SEITENAUSZUG:

┌──

# CS6 Smartobjekt falsche Skalierung



## bluex (24. Februar 2013)

Hallo ihr PS'ler

ich habe gerade ein etwas unschönes Problem. Ich habe in meinem Layout Smartobjects die im Original eine Größe von 340px haben. Diese wurden im Layout auf 142px runter skaliert. Nun müssen sie aber doch auf 195px hoch skaliert werden. Dazu gehe ich auf Ebene->Smartobjekte->Inhalt bearbeiten.
Die Grafik erscheint nun in ihrer vollen Pracht in original 340px und ich reduziere die Bildbreite nun auf 195px und speichere das ganze. In meinem Layout wird die Referenz nun aber statt mit 195px blos noch mit 82px angezeigt.

Woran könnte das liegen?


Gruß blue


----------



## Another (24. Februar 2013)

Auf den ersten Blick erscheint mir dies alles doppelt gemoppelt. Über "Ebene->Smartobjekte->Inhalt bearbeiten" bearbeitest du das Objekt fernab des Smart-Objektes (jede Veränderung hier ist dann das engültige Resultat), zu Beginn bei der runter skalierung für das Layout jedoch als Smart-Objekt (weiterhin veränderbar).


----------

└──

Gespeicherte Einträge:
┌──

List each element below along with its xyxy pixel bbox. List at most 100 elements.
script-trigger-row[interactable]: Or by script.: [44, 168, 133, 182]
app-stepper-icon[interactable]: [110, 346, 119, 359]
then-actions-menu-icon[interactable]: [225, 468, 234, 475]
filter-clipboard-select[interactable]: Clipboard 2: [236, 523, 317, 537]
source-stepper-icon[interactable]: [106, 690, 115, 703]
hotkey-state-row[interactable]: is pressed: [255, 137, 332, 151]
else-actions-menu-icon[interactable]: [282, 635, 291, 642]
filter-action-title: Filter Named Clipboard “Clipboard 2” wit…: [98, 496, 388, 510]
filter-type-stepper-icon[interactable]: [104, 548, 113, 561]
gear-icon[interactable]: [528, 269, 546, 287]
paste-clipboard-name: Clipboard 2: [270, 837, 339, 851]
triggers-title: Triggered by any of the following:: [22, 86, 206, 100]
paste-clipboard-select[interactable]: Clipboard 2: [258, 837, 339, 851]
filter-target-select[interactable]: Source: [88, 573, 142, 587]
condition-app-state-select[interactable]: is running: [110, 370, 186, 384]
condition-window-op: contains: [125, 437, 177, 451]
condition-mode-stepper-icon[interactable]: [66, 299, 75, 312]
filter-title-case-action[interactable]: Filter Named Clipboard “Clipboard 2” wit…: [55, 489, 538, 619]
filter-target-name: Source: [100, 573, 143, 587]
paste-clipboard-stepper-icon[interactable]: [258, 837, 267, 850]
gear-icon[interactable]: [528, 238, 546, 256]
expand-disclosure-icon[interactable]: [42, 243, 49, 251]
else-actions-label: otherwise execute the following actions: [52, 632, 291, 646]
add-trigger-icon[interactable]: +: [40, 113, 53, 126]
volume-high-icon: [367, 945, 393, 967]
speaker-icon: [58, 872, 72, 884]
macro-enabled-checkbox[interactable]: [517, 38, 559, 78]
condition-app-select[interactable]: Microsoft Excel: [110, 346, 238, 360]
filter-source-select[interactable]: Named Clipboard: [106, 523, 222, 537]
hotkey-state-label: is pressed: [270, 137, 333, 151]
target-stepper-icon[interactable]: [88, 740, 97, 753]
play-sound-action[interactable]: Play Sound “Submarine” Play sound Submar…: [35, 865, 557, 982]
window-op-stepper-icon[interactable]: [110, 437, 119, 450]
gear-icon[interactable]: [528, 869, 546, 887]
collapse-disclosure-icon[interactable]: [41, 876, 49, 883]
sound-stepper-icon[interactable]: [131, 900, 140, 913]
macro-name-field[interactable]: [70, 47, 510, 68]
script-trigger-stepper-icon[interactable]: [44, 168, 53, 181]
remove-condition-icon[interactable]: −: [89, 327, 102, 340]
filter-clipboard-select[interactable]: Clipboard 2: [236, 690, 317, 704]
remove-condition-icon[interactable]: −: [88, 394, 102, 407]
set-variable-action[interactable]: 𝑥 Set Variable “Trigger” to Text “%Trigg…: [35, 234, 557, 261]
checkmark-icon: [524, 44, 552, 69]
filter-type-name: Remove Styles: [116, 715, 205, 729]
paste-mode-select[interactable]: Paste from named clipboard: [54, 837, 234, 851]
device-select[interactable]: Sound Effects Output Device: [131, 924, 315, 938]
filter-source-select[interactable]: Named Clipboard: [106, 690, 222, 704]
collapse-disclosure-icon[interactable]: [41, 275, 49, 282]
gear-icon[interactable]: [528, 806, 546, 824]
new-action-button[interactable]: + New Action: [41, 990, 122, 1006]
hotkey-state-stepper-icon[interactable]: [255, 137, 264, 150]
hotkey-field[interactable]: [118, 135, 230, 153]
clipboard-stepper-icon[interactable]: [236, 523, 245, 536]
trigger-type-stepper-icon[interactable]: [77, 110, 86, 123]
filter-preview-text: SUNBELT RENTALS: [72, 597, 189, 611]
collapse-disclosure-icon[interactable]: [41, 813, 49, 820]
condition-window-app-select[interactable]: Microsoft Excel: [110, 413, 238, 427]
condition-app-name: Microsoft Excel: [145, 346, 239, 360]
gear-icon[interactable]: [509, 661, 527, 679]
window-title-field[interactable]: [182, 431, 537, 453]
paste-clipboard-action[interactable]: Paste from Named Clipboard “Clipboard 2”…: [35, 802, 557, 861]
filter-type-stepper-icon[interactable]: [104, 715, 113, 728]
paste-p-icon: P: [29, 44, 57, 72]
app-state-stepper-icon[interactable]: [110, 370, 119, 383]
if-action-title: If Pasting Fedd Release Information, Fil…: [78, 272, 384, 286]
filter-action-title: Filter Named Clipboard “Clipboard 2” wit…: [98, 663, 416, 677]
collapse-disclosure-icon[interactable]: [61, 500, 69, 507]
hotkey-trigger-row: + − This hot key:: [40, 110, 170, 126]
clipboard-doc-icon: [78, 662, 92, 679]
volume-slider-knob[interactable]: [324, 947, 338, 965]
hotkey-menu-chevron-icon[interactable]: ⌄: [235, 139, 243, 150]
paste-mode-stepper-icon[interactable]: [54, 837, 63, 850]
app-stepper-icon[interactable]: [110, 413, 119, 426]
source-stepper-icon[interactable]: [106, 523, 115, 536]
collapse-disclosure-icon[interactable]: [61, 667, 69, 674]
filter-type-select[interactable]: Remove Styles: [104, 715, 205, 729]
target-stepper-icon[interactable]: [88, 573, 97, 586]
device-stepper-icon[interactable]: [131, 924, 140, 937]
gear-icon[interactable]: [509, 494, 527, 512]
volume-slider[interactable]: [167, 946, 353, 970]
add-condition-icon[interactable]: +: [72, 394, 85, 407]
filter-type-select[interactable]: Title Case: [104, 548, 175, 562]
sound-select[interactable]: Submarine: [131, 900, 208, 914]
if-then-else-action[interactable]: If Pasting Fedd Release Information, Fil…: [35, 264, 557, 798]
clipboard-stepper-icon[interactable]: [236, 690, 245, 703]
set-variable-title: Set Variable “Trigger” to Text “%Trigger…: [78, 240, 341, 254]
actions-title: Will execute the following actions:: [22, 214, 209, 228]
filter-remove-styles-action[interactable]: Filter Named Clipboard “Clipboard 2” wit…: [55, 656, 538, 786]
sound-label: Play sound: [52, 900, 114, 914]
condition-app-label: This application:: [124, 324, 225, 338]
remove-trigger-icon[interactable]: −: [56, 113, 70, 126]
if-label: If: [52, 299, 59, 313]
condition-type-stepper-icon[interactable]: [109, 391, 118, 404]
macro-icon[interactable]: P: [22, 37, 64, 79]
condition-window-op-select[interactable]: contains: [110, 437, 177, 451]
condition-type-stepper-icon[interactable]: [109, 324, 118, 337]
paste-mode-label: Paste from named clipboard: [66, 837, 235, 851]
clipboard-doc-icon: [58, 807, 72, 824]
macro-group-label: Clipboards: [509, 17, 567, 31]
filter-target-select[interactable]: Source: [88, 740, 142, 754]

└──

ANWEISUNGEN:
(a) Welche Originalgröße haben die Smartobjekte im Layout laut dem Forenthread zur Smartobjekt-Skalierung?
(b) Sammle sämtliche Zeilen der Einträge, in denen die Zeichenfolge "variable" vorkommt.

ANTWORTEN:
(a) Sie haben im Original eine Größe von 340px.

(b)
set-variable-action[interactable]: 𝑥 Set Variable “Trigger” to Text “%Trigg…: [35, 234, 557, 261]
set-variable-title: Set Variable “Trigger” to Text “%Trigger…: [78, 240, 341, 254]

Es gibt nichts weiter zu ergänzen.